[Items from a data source]
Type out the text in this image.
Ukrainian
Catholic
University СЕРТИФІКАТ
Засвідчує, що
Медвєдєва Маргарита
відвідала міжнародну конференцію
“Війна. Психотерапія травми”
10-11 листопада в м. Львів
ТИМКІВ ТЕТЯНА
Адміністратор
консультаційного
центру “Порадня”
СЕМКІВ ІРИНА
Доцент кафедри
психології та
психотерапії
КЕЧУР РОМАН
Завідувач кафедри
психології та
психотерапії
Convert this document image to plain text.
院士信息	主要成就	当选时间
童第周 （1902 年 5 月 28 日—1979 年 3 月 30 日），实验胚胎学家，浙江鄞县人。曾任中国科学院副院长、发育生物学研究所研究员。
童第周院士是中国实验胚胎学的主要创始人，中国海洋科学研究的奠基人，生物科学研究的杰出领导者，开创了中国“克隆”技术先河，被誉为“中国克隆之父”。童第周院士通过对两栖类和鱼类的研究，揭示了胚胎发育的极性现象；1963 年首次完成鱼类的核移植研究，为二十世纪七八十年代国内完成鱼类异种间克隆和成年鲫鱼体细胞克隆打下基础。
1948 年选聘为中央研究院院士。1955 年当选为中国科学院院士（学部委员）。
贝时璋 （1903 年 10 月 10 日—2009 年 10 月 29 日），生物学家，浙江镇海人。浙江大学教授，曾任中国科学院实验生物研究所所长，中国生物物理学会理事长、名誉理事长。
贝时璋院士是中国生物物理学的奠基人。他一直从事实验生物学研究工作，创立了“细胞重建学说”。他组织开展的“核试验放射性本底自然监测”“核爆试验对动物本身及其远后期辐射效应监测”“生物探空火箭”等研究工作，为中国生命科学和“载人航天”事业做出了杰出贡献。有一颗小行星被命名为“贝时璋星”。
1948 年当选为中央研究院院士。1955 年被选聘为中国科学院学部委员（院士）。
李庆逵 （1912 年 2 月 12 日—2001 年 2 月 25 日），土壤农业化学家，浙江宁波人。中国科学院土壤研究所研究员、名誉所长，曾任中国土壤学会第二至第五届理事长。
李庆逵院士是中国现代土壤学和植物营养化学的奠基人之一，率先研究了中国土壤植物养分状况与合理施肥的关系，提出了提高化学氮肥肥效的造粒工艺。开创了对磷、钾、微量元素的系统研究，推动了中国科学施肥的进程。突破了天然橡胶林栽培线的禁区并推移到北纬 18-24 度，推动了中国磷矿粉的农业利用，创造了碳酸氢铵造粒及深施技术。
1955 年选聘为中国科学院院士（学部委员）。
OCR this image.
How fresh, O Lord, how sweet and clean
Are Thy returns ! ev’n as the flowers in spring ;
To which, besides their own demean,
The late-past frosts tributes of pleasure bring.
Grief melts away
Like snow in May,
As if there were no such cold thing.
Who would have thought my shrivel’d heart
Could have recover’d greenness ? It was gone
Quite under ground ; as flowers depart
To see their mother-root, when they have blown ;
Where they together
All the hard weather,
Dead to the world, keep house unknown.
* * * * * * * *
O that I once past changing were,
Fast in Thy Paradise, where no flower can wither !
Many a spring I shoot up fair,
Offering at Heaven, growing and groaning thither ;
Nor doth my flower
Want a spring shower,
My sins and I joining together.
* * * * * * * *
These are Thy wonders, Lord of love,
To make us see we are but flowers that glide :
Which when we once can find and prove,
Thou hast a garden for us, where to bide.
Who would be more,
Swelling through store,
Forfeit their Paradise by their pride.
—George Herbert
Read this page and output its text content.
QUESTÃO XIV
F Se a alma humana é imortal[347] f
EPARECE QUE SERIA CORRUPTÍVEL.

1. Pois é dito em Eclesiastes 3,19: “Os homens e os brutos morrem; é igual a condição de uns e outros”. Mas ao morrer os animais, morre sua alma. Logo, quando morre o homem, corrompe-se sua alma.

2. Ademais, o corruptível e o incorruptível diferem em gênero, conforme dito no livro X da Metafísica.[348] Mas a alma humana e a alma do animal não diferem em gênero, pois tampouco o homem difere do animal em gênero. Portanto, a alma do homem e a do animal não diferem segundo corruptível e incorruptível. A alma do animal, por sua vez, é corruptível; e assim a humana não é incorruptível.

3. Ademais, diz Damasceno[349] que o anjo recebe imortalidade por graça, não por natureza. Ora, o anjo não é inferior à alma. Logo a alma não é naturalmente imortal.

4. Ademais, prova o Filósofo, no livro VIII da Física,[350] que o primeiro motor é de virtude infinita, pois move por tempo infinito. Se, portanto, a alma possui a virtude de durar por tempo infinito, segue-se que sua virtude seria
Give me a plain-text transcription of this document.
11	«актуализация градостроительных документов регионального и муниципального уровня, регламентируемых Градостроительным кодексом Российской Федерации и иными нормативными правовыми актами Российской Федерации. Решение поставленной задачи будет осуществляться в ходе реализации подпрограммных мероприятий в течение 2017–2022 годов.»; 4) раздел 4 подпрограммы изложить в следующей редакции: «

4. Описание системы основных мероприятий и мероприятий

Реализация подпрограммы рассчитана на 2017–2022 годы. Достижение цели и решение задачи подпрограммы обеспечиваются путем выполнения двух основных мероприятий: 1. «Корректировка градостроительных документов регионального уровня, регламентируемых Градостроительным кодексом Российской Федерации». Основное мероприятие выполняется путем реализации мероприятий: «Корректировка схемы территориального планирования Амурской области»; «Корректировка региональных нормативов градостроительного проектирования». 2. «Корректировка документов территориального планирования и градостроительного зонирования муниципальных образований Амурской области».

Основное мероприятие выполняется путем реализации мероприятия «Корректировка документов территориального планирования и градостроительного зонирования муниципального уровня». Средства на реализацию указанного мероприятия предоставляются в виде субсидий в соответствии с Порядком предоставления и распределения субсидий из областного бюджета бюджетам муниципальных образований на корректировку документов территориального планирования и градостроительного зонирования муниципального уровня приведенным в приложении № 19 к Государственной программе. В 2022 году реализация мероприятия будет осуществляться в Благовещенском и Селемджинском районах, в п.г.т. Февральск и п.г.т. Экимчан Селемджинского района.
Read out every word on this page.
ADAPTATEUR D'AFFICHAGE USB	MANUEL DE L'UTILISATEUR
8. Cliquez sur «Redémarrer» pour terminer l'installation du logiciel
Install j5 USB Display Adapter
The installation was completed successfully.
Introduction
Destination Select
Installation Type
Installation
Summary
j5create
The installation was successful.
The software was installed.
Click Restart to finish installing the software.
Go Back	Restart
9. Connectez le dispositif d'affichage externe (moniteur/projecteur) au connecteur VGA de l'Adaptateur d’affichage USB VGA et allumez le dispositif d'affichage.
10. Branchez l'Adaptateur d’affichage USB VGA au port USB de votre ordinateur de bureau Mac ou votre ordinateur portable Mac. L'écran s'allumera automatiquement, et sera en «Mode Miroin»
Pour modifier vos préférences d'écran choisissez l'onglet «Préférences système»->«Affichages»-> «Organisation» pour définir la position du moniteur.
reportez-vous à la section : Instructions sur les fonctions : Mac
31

**DO THIS:**
Locate all lines that include the word "page" and copy them out.

**SOLUTION TO THE EXERCISE:**
Read this page and output its text content.
Read out every word on this page.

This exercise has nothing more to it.